* Required task
Determine which lines of the records include the word "Parameters", and copy them.

──────────────────────────────

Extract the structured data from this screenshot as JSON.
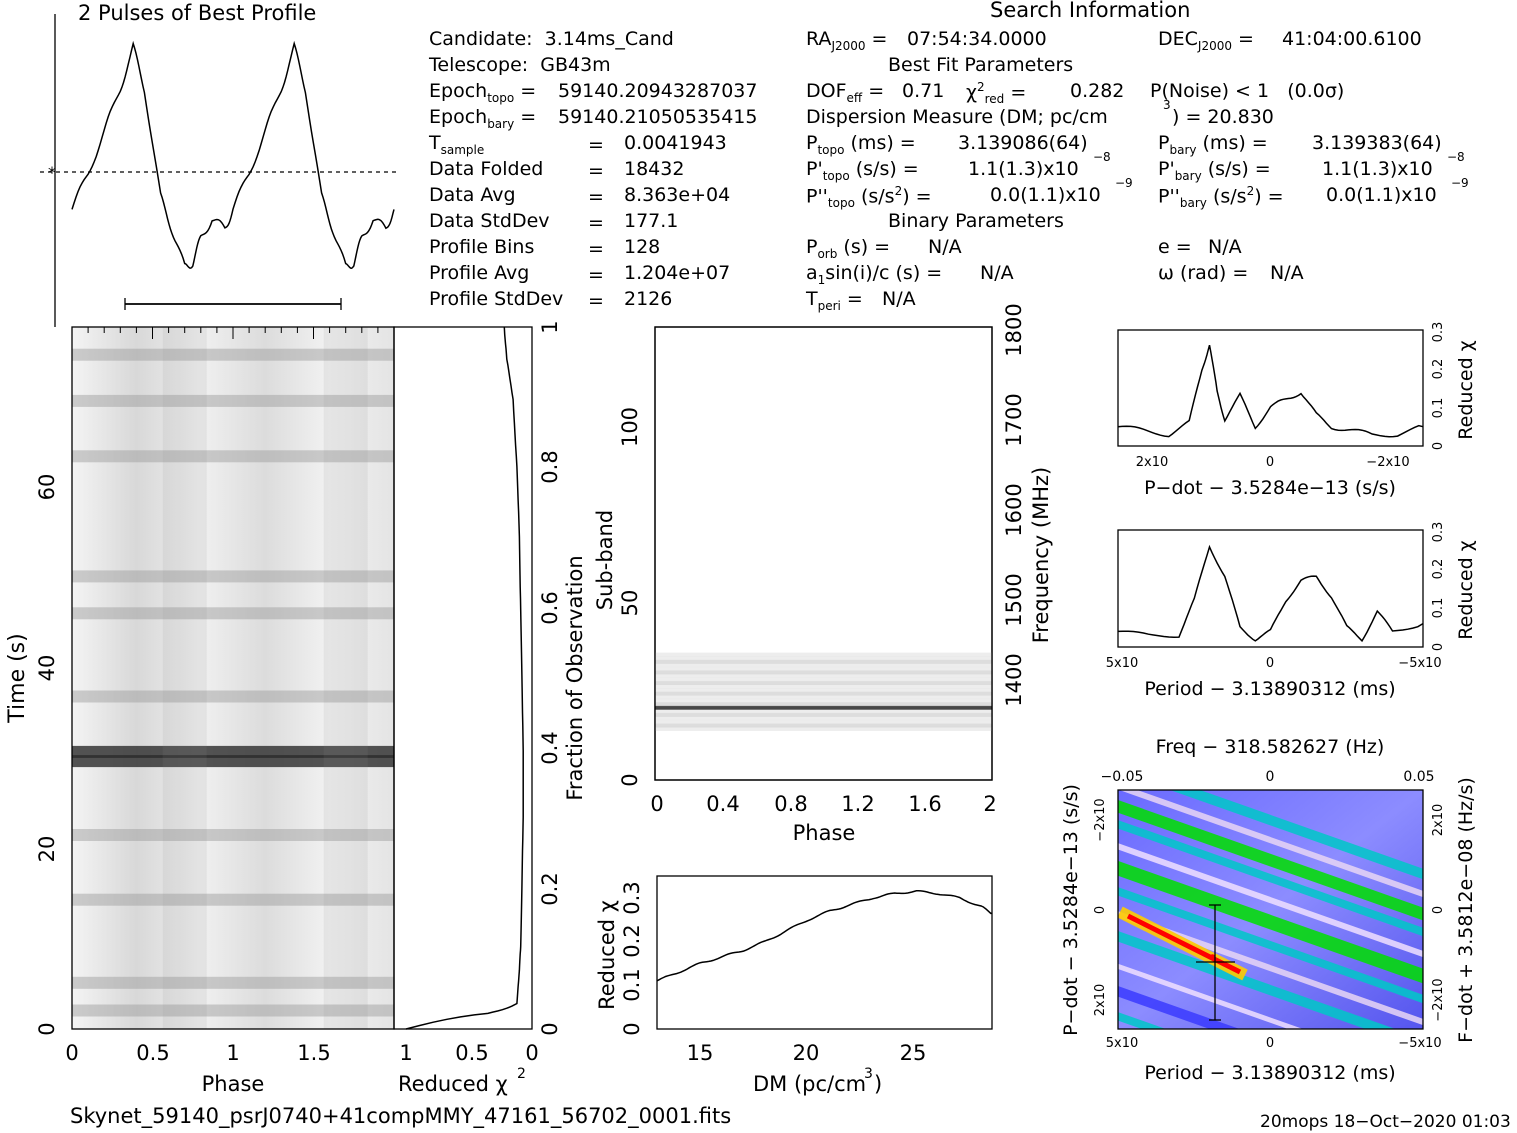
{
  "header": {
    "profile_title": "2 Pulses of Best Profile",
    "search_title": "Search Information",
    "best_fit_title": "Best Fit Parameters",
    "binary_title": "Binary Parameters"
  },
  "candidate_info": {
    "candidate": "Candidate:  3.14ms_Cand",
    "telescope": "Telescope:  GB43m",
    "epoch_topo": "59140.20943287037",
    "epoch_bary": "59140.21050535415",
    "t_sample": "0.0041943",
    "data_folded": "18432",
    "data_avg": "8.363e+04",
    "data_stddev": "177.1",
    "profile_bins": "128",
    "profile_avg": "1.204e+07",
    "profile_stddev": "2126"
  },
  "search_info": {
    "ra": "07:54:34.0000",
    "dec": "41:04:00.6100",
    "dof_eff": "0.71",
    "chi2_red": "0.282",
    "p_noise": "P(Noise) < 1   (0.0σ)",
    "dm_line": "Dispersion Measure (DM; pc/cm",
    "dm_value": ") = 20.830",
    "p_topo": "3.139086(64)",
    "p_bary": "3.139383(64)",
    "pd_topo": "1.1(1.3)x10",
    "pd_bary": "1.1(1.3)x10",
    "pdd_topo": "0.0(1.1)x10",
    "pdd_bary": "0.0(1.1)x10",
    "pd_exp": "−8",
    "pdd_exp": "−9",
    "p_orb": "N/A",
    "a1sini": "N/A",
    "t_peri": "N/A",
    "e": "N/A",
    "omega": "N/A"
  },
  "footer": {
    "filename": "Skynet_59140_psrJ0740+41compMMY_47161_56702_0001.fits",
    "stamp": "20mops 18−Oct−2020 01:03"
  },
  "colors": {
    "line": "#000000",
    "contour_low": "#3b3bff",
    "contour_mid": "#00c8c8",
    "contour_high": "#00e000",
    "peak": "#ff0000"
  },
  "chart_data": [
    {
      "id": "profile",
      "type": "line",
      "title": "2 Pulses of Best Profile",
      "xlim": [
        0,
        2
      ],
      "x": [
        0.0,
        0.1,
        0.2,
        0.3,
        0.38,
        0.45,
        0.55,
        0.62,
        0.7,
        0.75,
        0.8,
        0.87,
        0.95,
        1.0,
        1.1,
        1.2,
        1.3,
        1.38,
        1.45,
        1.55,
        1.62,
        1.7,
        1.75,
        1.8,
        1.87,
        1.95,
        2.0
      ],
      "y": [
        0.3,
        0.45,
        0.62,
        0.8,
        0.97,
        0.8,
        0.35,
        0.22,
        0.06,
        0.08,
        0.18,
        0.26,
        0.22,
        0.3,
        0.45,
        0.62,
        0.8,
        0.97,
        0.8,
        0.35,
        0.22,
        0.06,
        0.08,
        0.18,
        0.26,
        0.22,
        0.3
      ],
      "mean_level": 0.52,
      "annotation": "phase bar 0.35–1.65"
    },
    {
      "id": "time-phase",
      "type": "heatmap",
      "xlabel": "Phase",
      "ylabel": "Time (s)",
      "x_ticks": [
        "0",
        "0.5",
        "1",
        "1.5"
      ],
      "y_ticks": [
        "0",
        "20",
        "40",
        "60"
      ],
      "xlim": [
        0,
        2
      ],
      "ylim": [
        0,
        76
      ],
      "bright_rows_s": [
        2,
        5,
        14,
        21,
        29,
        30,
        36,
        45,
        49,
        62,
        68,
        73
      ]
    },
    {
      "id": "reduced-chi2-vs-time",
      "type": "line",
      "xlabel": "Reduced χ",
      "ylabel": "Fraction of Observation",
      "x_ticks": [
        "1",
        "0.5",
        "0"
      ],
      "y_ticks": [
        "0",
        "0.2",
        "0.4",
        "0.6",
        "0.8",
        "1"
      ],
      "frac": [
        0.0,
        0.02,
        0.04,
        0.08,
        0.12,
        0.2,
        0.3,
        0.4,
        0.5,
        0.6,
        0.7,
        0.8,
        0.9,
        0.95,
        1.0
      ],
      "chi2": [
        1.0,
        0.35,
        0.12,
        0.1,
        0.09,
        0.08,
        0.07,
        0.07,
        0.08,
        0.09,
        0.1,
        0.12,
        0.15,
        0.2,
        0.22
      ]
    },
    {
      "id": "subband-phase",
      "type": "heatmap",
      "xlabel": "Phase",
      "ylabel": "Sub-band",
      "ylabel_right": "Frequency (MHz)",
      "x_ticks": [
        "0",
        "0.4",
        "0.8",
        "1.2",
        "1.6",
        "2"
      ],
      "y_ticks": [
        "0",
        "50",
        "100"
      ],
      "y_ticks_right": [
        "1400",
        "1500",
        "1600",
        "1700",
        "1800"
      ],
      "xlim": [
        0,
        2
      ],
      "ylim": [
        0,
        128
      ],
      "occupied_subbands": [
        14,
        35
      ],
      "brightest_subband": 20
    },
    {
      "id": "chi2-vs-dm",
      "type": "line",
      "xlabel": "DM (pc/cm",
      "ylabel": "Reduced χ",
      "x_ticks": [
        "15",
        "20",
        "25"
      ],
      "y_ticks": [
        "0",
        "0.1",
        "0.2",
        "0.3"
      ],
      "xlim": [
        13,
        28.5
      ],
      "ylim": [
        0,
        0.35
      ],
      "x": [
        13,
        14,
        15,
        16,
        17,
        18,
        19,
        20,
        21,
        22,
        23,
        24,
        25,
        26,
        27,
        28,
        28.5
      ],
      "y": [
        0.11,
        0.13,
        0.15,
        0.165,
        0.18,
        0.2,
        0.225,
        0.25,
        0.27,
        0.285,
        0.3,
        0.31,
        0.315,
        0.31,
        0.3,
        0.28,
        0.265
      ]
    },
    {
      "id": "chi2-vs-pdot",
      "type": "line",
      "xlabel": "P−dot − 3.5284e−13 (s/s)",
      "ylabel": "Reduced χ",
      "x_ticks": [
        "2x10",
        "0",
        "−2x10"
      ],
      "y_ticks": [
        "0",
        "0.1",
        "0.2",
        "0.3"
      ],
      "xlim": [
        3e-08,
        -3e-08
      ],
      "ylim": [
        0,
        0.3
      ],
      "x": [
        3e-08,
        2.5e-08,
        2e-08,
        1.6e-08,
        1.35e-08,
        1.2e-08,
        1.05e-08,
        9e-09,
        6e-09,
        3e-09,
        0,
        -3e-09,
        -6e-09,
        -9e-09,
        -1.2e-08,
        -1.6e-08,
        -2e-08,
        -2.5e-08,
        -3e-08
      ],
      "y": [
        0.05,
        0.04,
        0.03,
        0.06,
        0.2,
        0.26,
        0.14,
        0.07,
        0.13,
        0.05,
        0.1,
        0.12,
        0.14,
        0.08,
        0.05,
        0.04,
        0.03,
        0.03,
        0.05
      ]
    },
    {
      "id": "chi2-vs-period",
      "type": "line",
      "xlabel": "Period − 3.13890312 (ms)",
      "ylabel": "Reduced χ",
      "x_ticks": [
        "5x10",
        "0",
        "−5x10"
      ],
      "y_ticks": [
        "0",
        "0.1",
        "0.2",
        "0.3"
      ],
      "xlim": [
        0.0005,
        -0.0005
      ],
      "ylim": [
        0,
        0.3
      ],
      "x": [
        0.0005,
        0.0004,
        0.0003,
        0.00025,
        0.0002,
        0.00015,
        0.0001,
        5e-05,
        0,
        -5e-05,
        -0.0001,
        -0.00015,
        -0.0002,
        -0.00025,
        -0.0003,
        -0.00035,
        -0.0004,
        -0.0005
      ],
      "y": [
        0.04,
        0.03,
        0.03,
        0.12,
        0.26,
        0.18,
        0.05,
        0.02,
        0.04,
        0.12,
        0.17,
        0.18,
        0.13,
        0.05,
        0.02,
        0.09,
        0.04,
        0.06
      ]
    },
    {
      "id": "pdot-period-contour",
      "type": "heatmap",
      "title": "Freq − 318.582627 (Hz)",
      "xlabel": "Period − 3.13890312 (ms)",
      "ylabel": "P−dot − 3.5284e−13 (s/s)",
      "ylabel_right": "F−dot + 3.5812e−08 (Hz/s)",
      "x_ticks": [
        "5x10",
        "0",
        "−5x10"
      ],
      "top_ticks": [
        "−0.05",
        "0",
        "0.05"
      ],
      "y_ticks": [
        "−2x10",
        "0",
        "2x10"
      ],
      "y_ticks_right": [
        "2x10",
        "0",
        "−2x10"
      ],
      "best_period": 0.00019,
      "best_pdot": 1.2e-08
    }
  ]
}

──────────────────────────────

* Answer below
    "best_fit_title": "Best Fit Parameters",
    "binary_title": "Binary Parameters"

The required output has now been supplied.